### Directions for this task
Show every line of the records below that contains the word "temp".

### Records for the exercise
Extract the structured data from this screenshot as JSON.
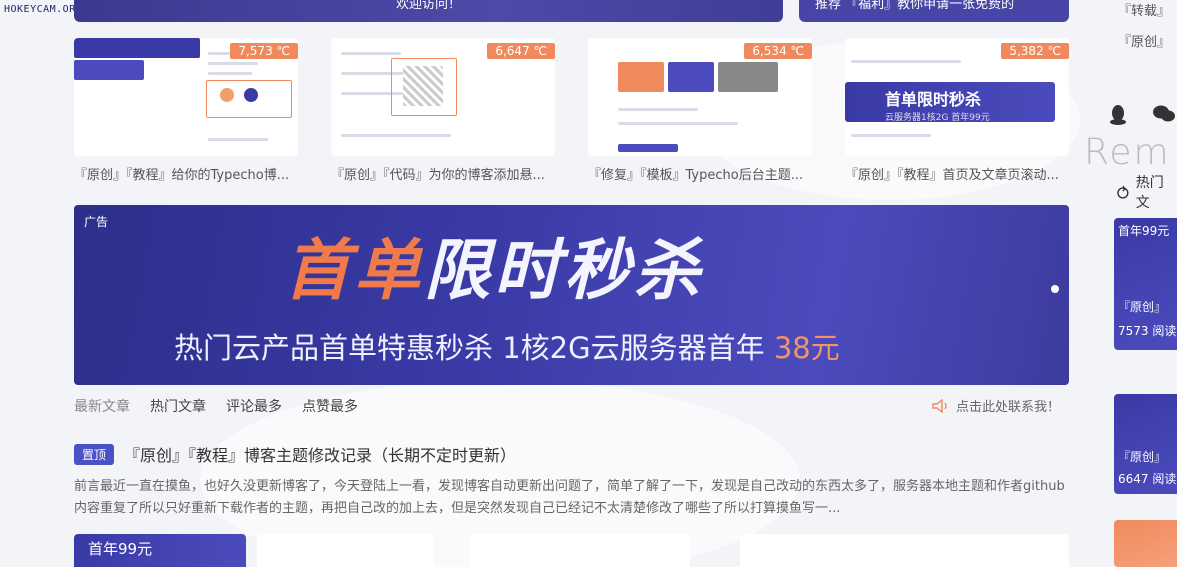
{
  "watermark": "HOKEYCAM.ORG",
  "top_banner": {
    "text": "欢迎访问！"
  },
  "top_recommend": {
    "text": "推荐 『福利』教你申请一张免费的"
  },
  "cards": [
    {
      "temp": "7,573 ℃",
      "title": "『原创』『教程』给你的Typecho博..."
    },
    {
      "temp": "6,647 ℃",
      "title": "『原创』『代码』为你的博客添加悬..."
    },
    {
      "temp": "6,534 ℃",
      "title": "『修复』『模板』Typecho后台主题..."
    },
    {
      "temp": "5,382 ℃",
      "title": "『原创』『教程』首页及文章页滚动...",
      "banner_text": "首单限时秒杀",
      "banner_sub": "云服务器1核2G 首年99元"
    }
  ],
  "ad": {
    "label": "广告",
    "headline_a": "首单",
    "headline_b": "限时秒杀",
    "sub_text": "热门云产品首单特惠秒杀  1核2G云服务器首年 ",
    "price": "38元"
  },
  "tabs": [
    {
      "label": "最新文章",
      "active": true
    },
    {
      "label": "热门文章",
      "active": false
    },
    {
      "label": "评论最多",
      "active": false
    },
    {
      "label": "点赞最多",
      "active": false
    }
  ],
  "contact": {
    "label": "点击此处联系我！"
  },
  "pinned_post": {
    "badge": "置顶",
    "title": "『原创』『教程』博客主题修改记录（长期不定时更新）",
    "excerpt": "前言最近一直在摸鱼，也好久没更新博客了，今天登陆上一看，发现博客自动更新出问题了，简单了解了一下，发现是自己改动的东西太多了，服务器本地主题和作者github内容重复了所以只好重新下载作者的主题，再把自己改的加上去，但是突然发现自己已经记不太清楚修改了哪些了所以打算摸鱼写一..."
  },
  "bottom_thumb": {
    "text": "首年99元"
  },
  "sidebar": {
    "tags": [
      "『转载』",
      "『原创』"
    ],
    "logo": "Rem",
    "hot_label": "热门文",
    "cards": [
      {
        "top": "首年99元",
        "label": "『原创』",
        "meta": "7573 阅读"
      },
      {
        "label": "『原创』",
        "meta": "6647 阅读"
      }
    ]
  },
  "colors": {
    "accent": "#4b52c8",
    "banner": "#3a3aa6",
    "orange": "#f08a5d"
  }
}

### Finished answer
      "temp": "7,573 ℃",
      "temp": "6,647 ℃",
      "temp": "6,534 ℃",
      "temp": "5,382 ℃",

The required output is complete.